**Requirements:** Write out each line exactly as it stands, please.

[Extracted data entries]

:::

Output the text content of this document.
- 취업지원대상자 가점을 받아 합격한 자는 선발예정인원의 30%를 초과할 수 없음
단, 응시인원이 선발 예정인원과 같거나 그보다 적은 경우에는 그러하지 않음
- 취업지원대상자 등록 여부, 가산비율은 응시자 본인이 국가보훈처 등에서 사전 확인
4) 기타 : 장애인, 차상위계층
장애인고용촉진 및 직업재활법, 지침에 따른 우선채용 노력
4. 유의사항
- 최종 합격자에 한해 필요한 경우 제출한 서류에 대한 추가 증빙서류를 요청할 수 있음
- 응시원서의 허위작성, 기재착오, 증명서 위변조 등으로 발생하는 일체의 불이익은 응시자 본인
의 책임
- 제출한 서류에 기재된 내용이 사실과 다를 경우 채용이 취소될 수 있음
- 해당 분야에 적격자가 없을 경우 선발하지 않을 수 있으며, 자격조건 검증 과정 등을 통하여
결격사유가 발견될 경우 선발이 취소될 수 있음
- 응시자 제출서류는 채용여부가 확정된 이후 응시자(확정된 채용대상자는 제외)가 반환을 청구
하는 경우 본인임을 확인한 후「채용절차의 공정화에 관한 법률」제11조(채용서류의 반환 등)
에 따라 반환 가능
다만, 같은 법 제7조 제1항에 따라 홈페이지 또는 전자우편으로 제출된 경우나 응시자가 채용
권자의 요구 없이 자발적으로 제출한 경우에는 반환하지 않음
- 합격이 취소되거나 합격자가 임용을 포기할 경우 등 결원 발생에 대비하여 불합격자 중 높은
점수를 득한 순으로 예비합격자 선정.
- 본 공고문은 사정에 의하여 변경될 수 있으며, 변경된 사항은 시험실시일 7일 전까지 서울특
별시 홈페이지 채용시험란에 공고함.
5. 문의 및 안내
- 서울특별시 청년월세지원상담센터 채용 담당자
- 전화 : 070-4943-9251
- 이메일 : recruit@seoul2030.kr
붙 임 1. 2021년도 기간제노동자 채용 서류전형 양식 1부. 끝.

:::

**Solution for this problem:**
Output the text content of this document.
- 취업지원대상자 가점을 받아 합격한 자는 선발예정인원의 30%를 초과할 수 없음
단, 응시인원이 선발 예정인원과 같거나 그보다 적은 경우에는 그러하지 않음
- 취업지원대상자 등록 여부, 가산비율은 응시자 본인이 국가보훈처 등에서 사전 확인
4) 기타 : 장애인, 차상위계층
장애인고용촉진 및 직업재활법, 지침에 따른 우선채용 노력
4. 유의사항
- 최종 합격자에 한해 필요한 경우 제출한 서류에 대한 추가 증빙서류를 요청할 수 있음
- 응시원서의 허위작성, 기재착오, 증명서 위변조 등으로 발생하는 일체의 불이익은 응시자 본인
의 책임
- 제출한 서류에 기재된 내용이 사실과 다를 경우 채용이 취소될 수 있음
- 해당 분야에 적격자가 없을 경우 선발하지 않을 수 있으며, 자격조건 검증 과정 등을 통하여
결격사유가 발견될 경우 선발이 취소될 수 있음
- 응시자 제출서류는 채용여부가 확정된 이후 응시자(확정된 채용대상자는 제외)가 반환을 청구
하는 경우 본인임을 확인한 후「채용절차의 공정화에 관한 법률」제11조(채용서류의 반환 등)
에 따라 반환 가능
다만, 같은 법 제7조 제1항에 따라 홈페이지 또는 전자우편으로 제출된 경우나 응시자가 채용
권자의 요구 없이 자발적으로 제출한 경우에는 반환하지 않음
- 합격이 취소되거나 합격자가 임용을 포기할 경우 등 결원 발생에 대비하여 불합격자 중 높은
점수를 득한 순으로 예비합격자 선정.
- 본 공고문은 사정에 의하여 변경될 수 있으며, 변경된 사항은 시험실시일 7일 전까지 서울특
별시 홈페이지 채용시험란에 공고함.
5. 문의 및 안내
- 서울특별시 청년월세지원상담센터 채용 담당자
- 전화 : 070-4943-9251
- 이메일 : recruit@seoul2030.kr
붙 임 1. 2021년도 기간제노동자 채용 서류전형 양식 1부. 끝.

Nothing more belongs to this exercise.